— Task statement —
Keep only the lines of the data below that contain "text", and copy them.

— Data excerpts —
"""

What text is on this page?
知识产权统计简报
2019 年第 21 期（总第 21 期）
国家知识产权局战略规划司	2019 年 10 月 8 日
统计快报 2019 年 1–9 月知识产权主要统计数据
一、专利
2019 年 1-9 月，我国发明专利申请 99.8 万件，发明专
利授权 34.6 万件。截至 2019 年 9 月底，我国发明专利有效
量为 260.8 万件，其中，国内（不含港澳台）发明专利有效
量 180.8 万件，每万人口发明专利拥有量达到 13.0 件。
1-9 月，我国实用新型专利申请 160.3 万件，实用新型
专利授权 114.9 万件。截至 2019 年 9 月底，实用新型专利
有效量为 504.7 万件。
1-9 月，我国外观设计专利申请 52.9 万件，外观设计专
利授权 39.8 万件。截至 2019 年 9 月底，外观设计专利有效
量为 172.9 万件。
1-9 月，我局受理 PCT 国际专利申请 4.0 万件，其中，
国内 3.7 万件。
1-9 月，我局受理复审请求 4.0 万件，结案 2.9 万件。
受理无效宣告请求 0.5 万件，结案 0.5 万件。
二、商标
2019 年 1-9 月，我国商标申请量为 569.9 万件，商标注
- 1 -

"""
"""

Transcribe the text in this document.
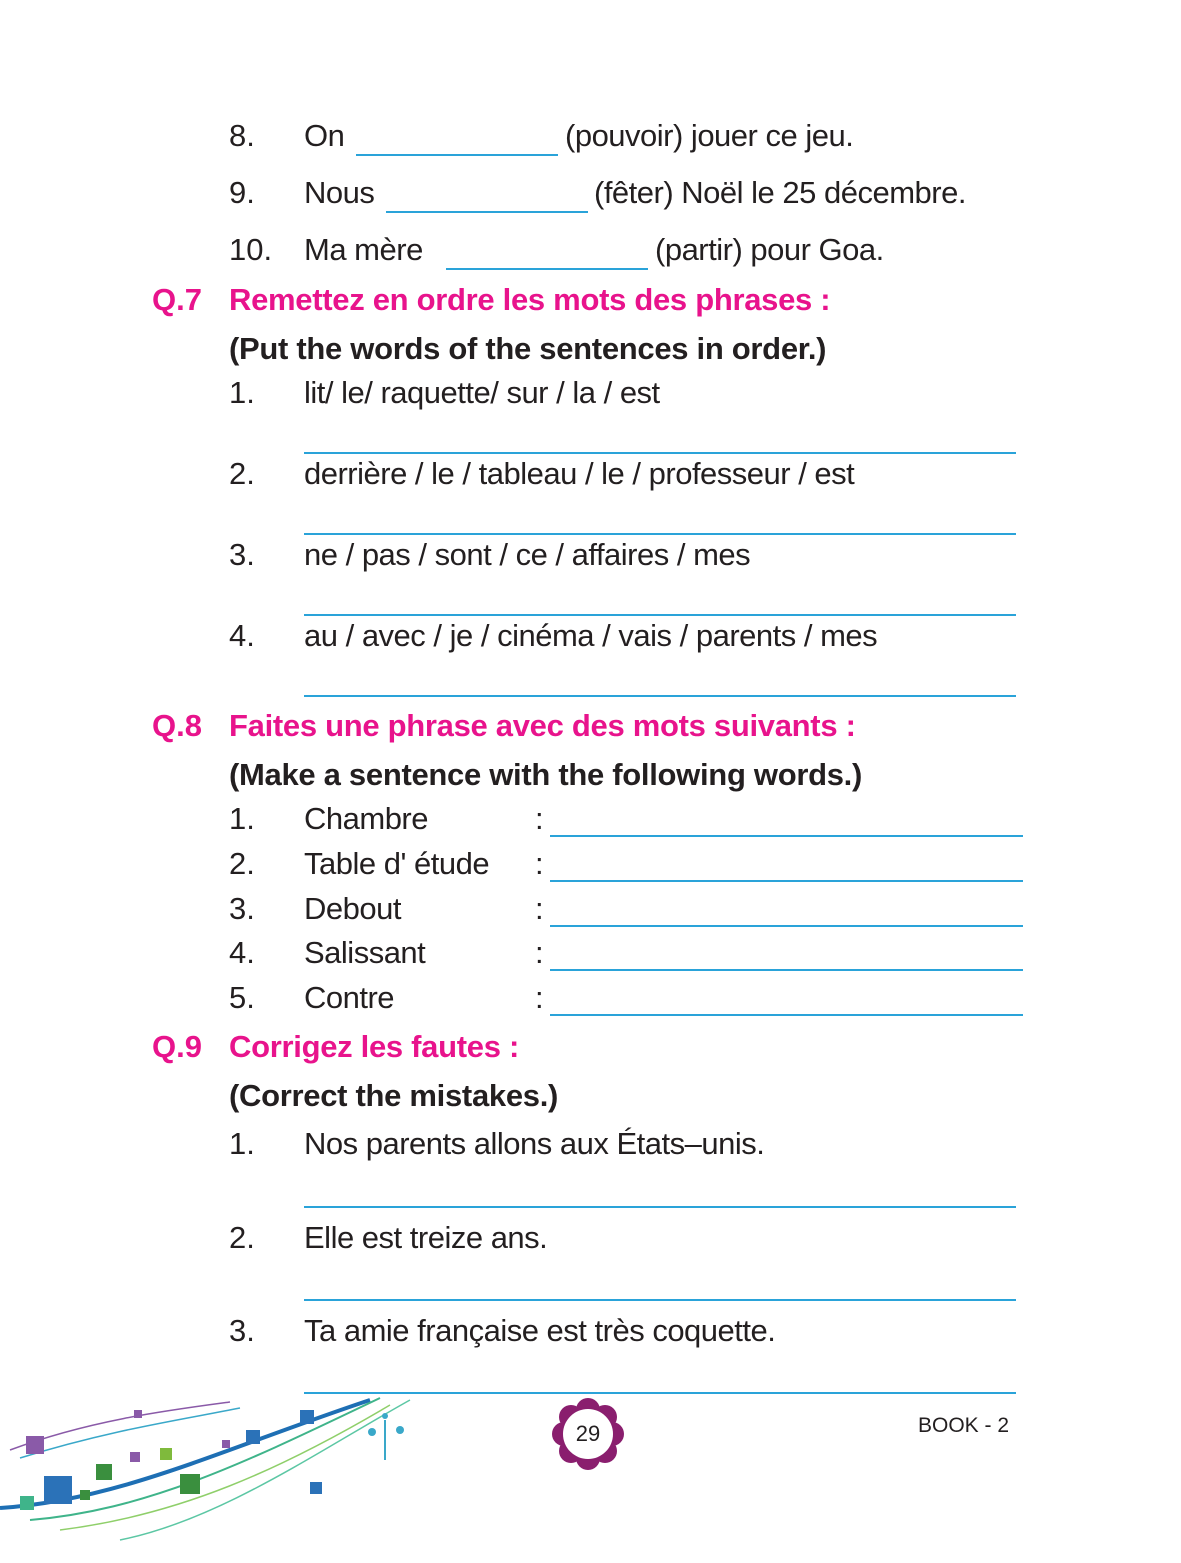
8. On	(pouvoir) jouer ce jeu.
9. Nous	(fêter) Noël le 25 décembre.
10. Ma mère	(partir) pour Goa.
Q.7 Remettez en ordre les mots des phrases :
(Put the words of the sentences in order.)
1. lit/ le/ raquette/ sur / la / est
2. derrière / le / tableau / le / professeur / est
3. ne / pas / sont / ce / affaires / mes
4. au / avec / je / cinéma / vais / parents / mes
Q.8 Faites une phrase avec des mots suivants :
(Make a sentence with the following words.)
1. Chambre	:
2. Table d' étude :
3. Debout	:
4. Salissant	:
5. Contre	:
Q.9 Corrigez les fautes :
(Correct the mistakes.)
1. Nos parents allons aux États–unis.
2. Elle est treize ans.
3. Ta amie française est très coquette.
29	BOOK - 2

"""

— Answer to the task —
What text is on this page?
Transcribe the text in this document.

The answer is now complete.